Cosa fare »
Riproduci senza alcuna modifica il tratto del testo citato che va da "Carol De Assis" fino a "mi piacevano tanto.".

Testo citato »
Carol De Assis ci racconta della violenza di genere vista dal Brasile.

Care tutte e cari tutti,
ho una carissima, amatissima amica, di quel tipo di persona che ispira ammirazione e che mi rende molto lusingata della reciprocità dei nostri sentimenti. Una donna bella, intelligente, interessante e cosciente del suo valore – che non è poco. Questa mia amica, quando ci siamo conosciute, aveva un ragazzo. Aveva 21 anni e loro eravano insieme già da due anni, e col tempo e con la prossimità ho visto quanto era un uomo carino, intelligente e interessante anche lui, ed ero felice di vederli insieme, due belle persone e che mi piacevano tanto.

Dati forniti »
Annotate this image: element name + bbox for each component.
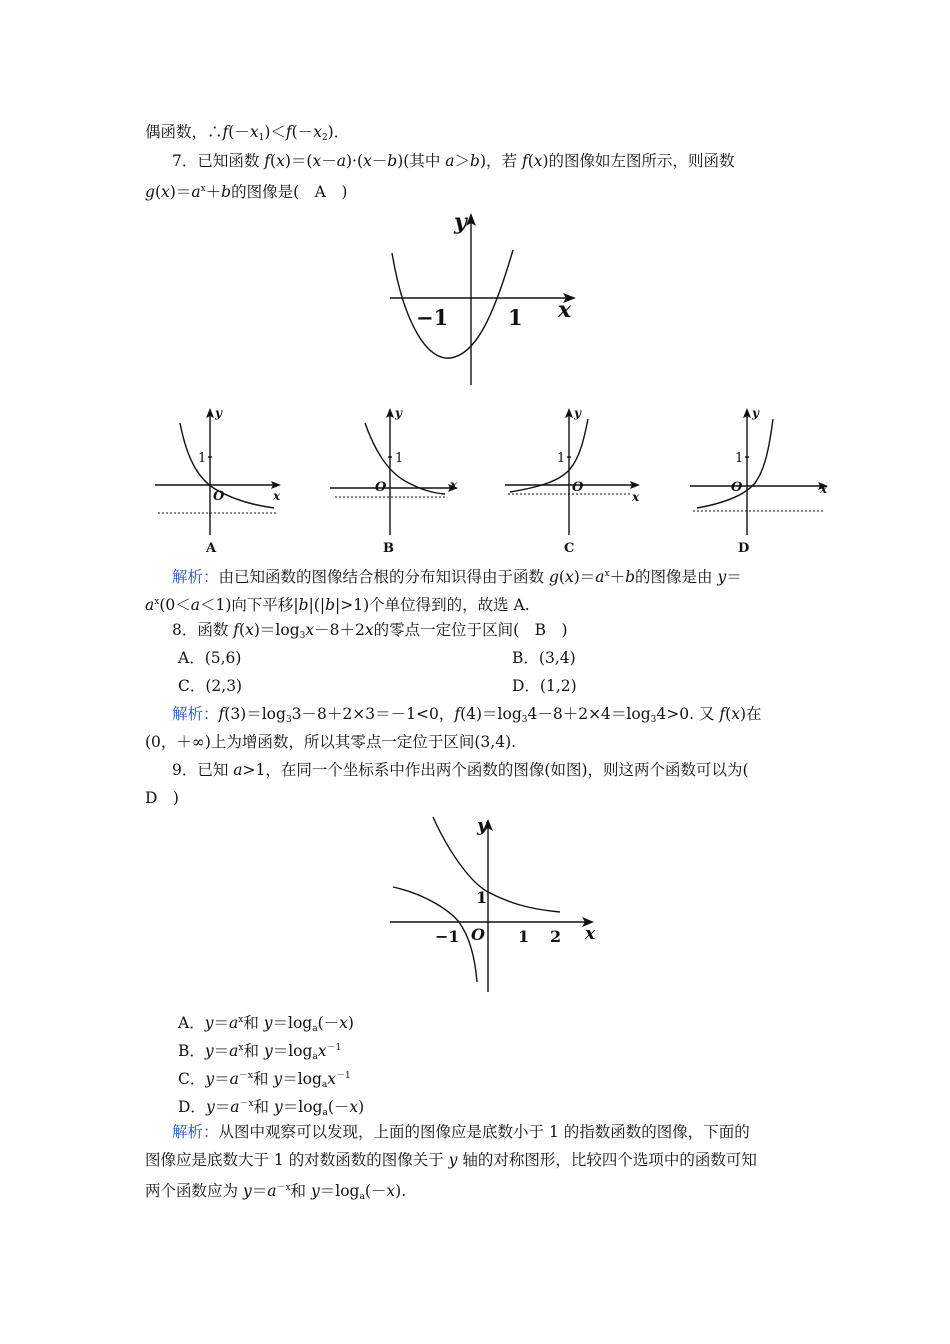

Risposta »
Carol De Assis ci racconta della violenza di genere vista dal Brasile.

Care tutte e cari tutti,
ho una carissima, amatissima amica, di quel tipo di persona che ispira ammirazione e che mi rende molto lusingata della reciprocità dei nostri sentimenti. Una donna bella, intelligente, interessante e cosciente del suo valore – che non è poco. Questa mia amica, quando ci siamo conosciute, aveva un ragazzo. Aveva 21 anni e loro eravano insieme già da due anni, e col tempo e con la prossimità ho visto quanto era un uomo carino, intelligente e interessante anche lui, ed ero felice di vederli insieme, due belle persone e che mi piacevano tanto.